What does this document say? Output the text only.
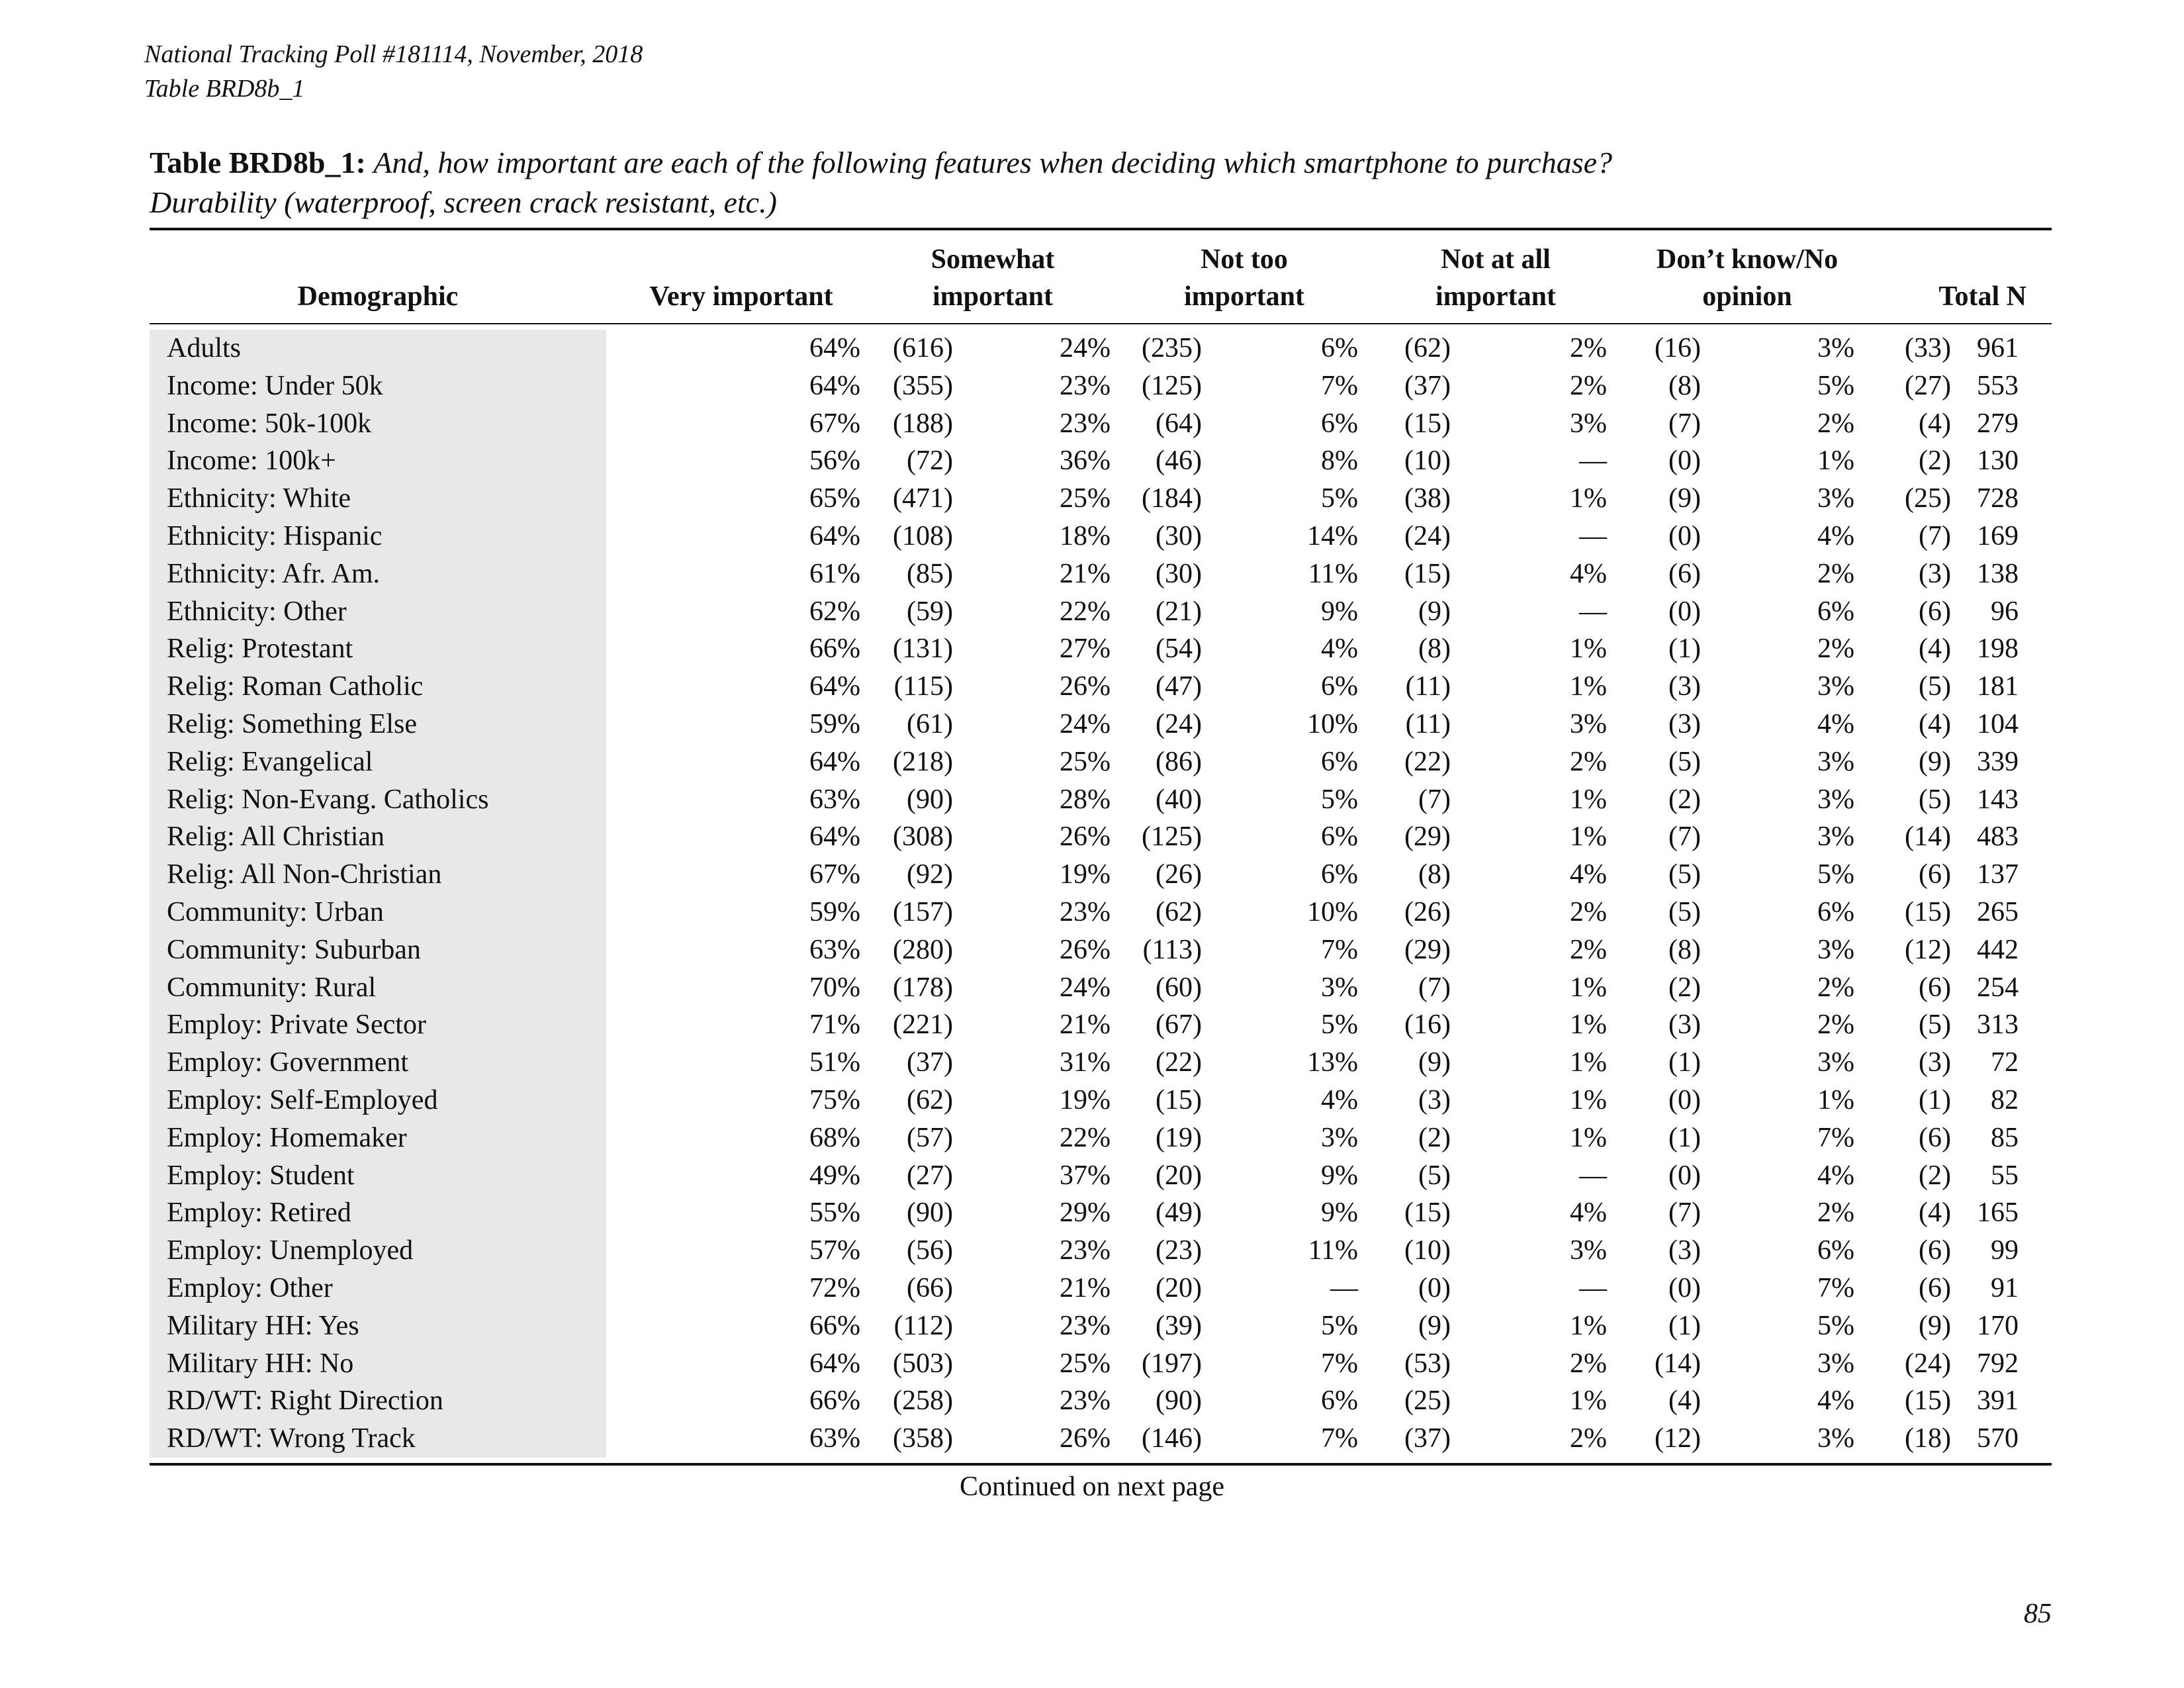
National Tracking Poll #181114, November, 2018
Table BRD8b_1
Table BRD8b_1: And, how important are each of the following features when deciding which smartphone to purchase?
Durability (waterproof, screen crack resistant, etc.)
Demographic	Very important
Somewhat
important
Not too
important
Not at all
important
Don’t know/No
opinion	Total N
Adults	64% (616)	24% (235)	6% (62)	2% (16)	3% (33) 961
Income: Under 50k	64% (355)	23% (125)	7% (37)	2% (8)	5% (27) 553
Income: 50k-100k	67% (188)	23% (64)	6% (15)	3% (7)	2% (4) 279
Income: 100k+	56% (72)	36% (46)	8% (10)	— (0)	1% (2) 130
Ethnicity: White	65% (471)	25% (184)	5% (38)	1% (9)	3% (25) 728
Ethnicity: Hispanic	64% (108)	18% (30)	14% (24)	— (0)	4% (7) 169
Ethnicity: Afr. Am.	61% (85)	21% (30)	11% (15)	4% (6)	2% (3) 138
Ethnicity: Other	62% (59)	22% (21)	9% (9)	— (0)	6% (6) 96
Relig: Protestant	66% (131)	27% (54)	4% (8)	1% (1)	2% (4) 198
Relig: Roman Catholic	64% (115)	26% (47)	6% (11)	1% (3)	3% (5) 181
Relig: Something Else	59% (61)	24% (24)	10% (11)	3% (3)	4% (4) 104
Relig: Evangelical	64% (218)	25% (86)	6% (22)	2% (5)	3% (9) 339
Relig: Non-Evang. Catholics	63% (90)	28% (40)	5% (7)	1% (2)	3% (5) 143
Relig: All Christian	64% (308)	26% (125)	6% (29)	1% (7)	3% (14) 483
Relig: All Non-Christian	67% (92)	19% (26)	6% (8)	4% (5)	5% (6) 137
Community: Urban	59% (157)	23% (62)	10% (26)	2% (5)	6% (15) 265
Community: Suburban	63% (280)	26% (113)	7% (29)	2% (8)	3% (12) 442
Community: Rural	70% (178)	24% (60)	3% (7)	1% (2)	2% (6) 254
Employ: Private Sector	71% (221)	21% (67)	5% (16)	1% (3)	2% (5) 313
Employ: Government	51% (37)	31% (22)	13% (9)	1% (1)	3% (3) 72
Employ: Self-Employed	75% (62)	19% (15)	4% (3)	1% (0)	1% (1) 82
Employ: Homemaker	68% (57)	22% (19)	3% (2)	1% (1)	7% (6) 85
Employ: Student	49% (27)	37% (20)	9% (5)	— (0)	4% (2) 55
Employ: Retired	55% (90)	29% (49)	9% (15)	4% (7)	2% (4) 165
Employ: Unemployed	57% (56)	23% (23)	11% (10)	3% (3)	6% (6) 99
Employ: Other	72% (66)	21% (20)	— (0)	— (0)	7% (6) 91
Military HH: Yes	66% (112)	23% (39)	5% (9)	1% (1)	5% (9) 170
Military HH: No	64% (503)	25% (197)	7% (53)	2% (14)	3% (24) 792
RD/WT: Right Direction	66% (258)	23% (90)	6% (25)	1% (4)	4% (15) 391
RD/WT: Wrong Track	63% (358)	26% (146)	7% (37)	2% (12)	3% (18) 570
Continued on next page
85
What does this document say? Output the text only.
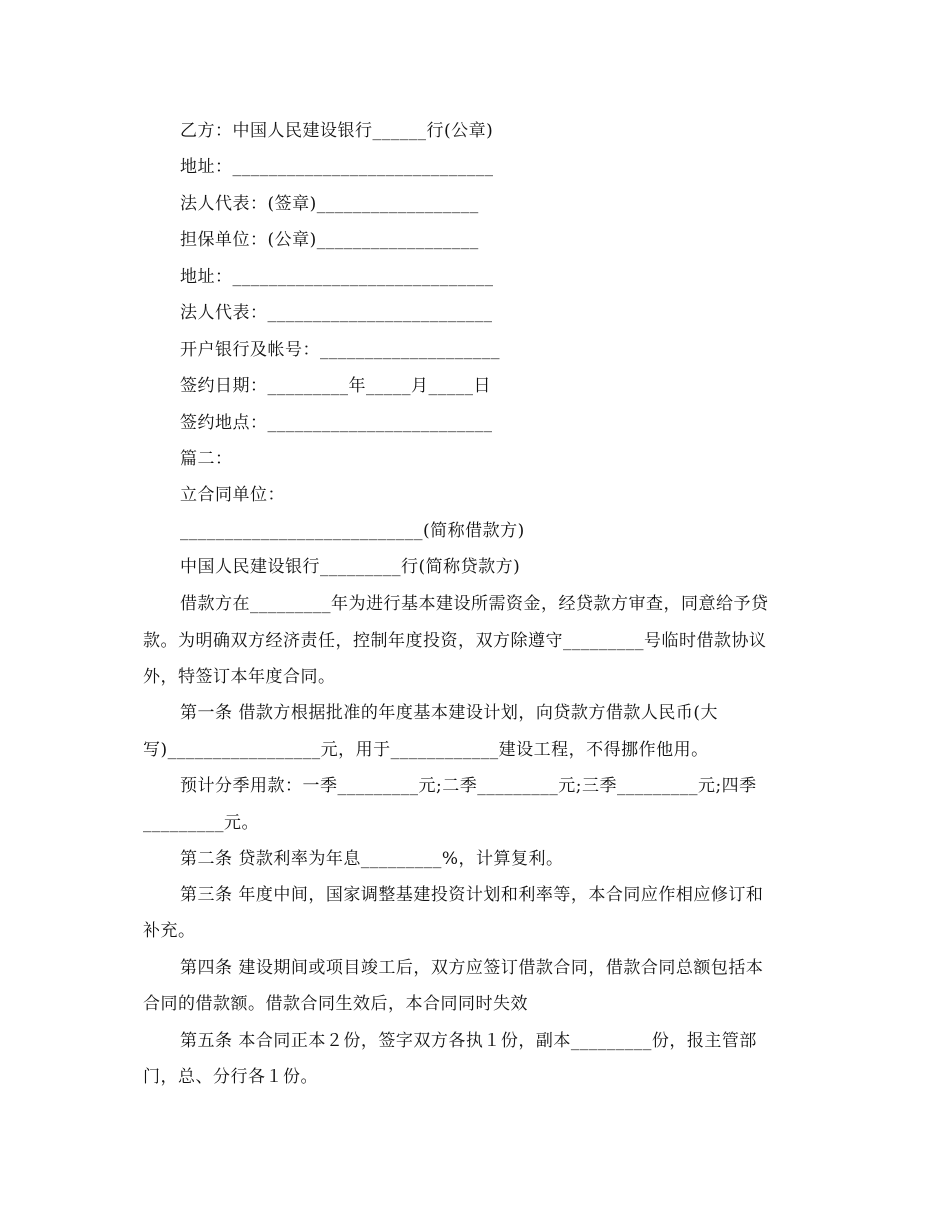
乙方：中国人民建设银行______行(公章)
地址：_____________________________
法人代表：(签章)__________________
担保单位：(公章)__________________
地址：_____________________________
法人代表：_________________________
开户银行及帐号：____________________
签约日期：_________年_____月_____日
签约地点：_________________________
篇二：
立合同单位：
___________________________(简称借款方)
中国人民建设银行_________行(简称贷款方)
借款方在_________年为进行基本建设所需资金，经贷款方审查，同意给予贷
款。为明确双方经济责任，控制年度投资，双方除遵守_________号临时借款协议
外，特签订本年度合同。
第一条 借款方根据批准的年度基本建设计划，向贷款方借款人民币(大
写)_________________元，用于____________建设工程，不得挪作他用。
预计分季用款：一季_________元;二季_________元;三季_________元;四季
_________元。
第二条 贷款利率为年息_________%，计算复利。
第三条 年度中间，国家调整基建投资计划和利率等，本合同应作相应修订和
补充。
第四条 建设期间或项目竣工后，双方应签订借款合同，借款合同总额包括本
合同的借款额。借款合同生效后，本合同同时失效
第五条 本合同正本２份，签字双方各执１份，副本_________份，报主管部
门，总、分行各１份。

■ ■ ■ ■

Transcribe the listing above verbatim. Omit the pictures.

_RESULT_
What does this document say? Output the text only.
National Tracking Poll #181114, November, 2018
Table BRD8b_1
Table BRD8b_1: And, how important are each of the following features when deciding which smartphone to purchase?
Durability (waterproof, screen crack resistant, etc.)
Demographic	Very important
Somewhat
important
Not too
important
Not at all
important
Don’t know/No
opinion	Total N
Adults	64% (616)	24% (235)	6% (62)	2% (16)	3% (33) 961
Income: Under 50k	64% (355)	23% (125)	7% (37)	2% (8)	5% (27) 553
Income: 50k-100k	67% (188)	23% (64)	6% (15)	3% (7)	2% (4) 279
Income: 100k+	56% (72)	36% (46)	8% (10)	— (0)	1% (2) 130
Ethnicity: White	65% (471)	25% (184)	5% (38)	1% (9)	3% (25) 728
Ethnicity: Hispanic	64% (108)	18% (30)	14% (24)	— (0)	4% (7) 169
Ethnicity: Afr. Am.	61% (85)	21% (30)	11% (15)	4% (6)	2% (3) 138
Ethnicity: Other	62% (59)	22% (21)	9% (9)	— (0)	6% (6) 96
Relig: Protestant	66% (131)	27% (54)	4% (8)	1% (1)	2% (4) 198
Relig: Roman Catholic	64% (115)	26% (47)	6% (11)	1% (3)	3% (5) 181
Relig: Something Else	59% (61)	24% (24)	10% (11)	3% (3)	4% (4) 104
Relig: Evangelical	64% (218)	25% (86)	6% (22)	2% (5)	3% (9) 339
Relig: Non-Evang. Catholics	63% (90)	28% (40)	5% (7)	1% (2)	3% (5) 143
Relig: All Christian	64% (308)	26% (125)	6% (29)	1% (7)	3% (14) 483
Relig: All Non-Christian	67% (92)	19% (26)	6% (8)	4% (5)	5% (6) 137
Community: Urban	59% (157)	23% (62)	10% (26)	2% (5)	6% (15) 265
Community: Suburban	63% (280)	26% (113)	7% (29)	2% (8)	3% (12) 442
Community: Rural	70% (178)	24% (60)	3% (7)	1% (2)	2% (6) 254
Employ: Private Sector	71% (221)	21% (67)	5% (16)	1% (3)	2% (5) 313
Employ: Government	51% (37)	31% (22)	13% (9)	1% (1)	3% (3) 72
Employ: Self-Employed	75% (62)	19% (15)	4% (3)	1% (0)	1% (1) 82
Employ: Homemaker	68% (57)	22% (19)	3% (2)	1% (1)	7% (6) 85
Employ: Student	49% (27)	37% (20)	9% (5)	— (0)	4% (2) 55
Employ: Retired	55% (90)	29% (49)	9% (15)	4% (7)	2% (4) 165
Employ: Unemployed	57% (56)	23% (23)	11% (10)	3% (3)	6% (6) 99
Employ: Other	72% (66)	21% (20)	— (0)	— (0)	7% (6) 91
Military HH: Yes	66% (112)	23% (39)	5% (9)	1% (1)	5% (9) 170
Military HH: No	64% (503)	25% (197)	7% (53)	2% (14)	3% (24) 792
RD/WT: Right Direction	66% (258)	23% (90)	6% (25)	1% (4)	4% (15) 391
RD/WT: Wrong Track	63% (358)	26% (146)	7% (37)	2% (12)	3% (18) 570
Continued on next page
85
What does this document say? Output the text only.
乙方：中国人民建设银行______行(公章)
地址：_____________________________
法人代表：(签章)__________________
担保单位：(公章)__________________
地址：_____________________________
法人代表：_________________________
开户银行及帐号：____________________
签约日期：_________年_____月_____日
签约地点：_________________________
篇二：
立合同单位：
___________________________(简称借款方)
中国人民建设银行_________行(简称贷款方)
借款方在_________年为进行基本建设所需资金，经贷款方审查，同意给予贷
款。为明确双方经济责任，控制年度投资，双方除遵守_________号临时借款协议
外，特签订本年度合同。
第一条 借款方根据批准的年度基本建设计划，向贷款方借款人民币(大
写)_________________元，用于____________建设工程，不得挪作他用。
预计分季用款：一季_________元;二季_________元;三季_________元;四季
_________元。
第二条 贷款利率为年息_________%，计算复利。
第三条 年度中间，国家调整基建投资计划和利率等，本合同应作相应修订和
补充。
第四条 建设期间或项目竣工后，双方应签订借款合同，借款合同总额包括本
合同的借款额。借款合同生效后，本合同同时失效
第五条 本合同正本２份，签字双方各执１份，副本_________份，报主管部
门，总、分行各１份。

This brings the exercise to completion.